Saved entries
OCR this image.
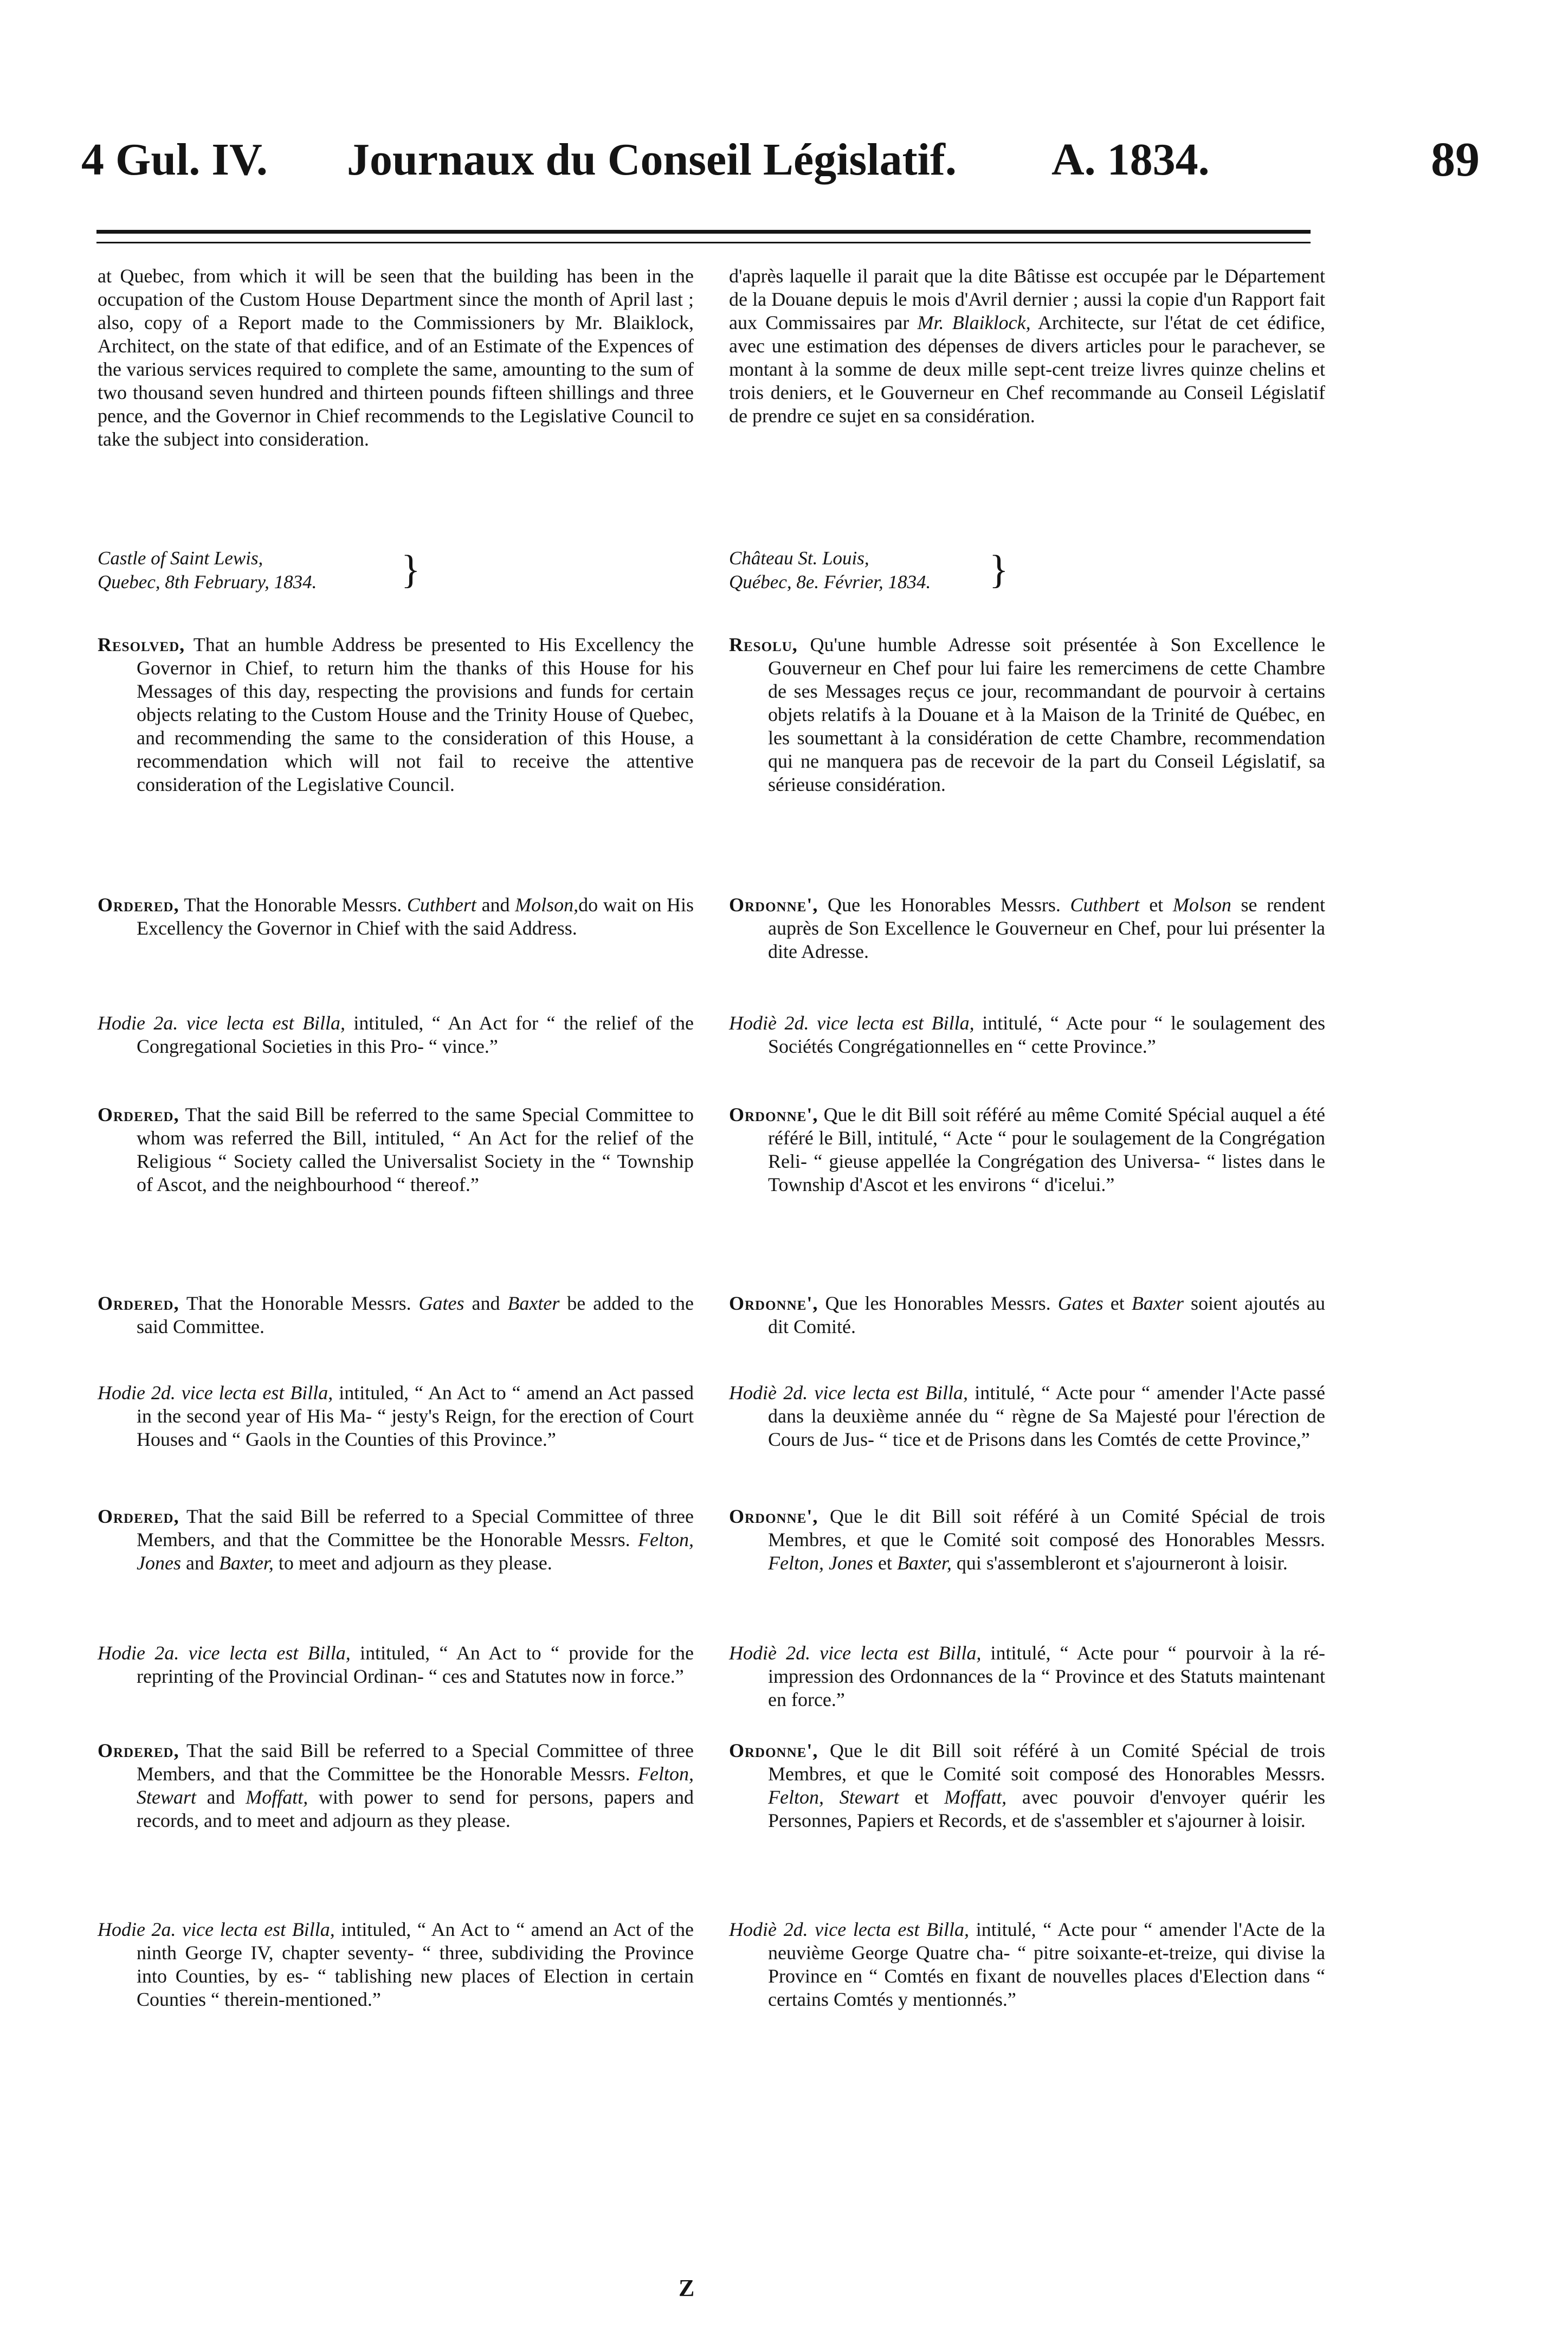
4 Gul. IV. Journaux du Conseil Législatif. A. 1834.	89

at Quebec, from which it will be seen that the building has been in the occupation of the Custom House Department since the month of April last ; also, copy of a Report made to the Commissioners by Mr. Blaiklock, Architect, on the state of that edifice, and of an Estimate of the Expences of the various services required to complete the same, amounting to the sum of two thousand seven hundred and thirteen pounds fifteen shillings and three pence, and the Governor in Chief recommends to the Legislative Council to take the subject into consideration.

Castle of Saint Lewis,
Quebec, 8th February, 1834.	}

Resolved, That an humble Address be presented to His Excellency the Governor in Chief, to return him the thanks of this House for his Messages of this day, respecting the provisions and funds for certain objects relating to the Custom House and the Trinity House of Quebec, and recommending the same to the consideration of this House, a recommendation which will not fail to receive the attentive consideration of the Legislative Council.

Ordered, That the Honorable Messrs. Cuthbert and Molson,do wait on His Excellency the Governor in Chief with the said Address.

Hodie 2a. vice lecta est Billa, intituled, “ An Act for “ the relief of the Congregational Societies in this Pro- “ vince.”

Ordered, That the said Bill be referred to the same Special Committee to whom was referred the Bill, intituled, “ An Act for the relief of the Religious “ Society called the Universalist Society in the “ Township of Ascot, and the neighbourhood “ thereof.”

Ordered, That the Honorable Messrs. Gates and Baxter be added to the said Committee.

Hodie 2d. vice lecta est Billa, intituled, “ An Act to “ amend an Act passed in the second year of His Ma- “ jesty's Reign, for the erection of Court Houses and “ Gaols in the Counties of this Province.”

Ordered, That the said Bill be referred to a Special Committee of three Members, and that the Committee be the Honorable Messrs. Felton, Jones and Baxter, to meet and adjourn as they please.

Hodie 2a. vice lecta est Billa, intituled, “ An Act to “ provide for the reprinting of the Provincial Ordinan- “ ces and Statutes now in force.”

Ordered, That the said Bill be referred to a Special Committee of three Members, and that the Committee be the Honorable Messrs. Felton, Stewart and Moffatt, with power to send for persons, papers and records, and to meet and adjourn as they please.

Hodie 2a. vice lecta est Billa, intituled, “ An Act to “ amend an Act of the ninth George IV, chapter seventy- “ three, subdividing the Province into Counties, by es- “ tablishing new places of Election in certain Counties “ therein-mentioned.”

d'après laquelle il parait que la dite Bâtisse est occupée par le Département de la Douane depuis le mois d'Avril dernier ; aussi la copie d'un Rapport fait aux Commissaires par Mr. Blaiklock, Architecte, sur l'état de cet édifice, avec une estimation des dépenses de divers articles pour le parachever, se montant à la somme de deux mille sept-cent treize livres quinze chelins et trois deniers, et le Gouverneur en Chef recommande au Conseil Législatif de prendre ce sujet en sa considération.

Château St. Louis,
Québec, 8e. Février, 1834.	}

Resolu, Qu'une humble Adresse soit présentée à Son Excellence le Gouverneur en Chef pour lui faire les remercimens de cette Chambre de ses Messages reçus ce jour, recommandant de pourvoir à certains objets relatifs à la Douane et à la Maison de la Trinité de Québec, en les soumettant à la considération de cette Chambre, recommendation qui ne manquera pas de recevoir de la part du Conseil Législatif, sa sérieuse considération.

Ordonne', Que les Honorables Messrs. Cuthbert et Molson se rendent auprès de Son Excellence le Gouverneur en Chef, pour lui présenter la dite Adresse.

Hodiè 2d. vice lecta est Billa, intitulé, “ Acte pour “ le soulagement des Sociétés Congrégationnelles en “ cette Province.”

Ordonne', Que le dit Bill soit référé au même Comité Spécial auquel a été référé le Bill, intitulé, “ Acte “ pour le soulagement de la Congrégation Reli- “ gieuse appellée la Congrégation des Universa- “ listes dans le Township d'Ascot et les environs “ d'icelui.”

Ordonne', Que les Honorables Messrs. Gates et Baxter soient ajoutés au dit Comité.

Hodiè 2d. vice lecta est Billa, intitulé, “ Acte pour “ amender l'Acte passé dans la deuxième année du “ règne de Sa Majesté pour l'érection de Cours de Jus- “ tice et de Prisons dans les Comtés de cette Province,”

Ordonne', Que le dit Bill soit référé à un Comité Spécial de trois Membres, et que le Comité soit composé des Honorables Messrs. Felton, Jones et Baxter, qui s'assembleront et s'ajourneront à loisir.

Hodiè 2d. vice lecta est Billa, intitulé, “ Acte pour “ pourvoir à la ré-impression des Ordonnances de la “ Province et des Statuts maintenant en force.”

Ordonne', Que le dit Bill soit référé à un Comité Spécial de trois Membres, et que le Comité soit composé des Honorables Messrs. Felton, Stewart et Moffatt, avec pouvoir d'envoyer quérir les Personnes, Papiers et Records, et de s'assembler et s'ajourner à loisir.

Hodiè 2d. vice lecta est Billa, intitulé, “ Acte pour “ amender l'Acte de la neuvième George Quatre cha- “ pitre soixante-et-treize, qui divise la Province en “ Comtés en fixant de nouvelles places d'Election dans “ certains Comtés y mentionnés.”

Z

GIVEN INSTRUCTION
Copy all lines of the material above where the string "avec" occurs.

TASK OUTPUT
d'après laquelle il parait que la dite Bâtisse est occupée par le Département de la Douane depuis le mois d'Avril dernier ; aussi la copie d'un Rapport fait aux Commissaires par Mr. Blaiklock, Architecte, sur l'état de cet édifice, avec une estimation des dépenses de divers articles pour le parachever, se montant à la somme de deux mille sept-cent treize livres quinze chelins et trois deniers, et le Gouverneur en Chef recommande au Conseil Législatif de prendre ce sujet en sa considération.
Ordonne', Que le dit Bill soit référé à un Comité Spécial de trois Membres, et que le Comité soit composé des Honorables Messrs. Felton, Stewart et Moffatt, avec pouvoir d'envoyer quérir les Personnes, Papiers et Records, et de s'assembler et s'ajourner à loisir.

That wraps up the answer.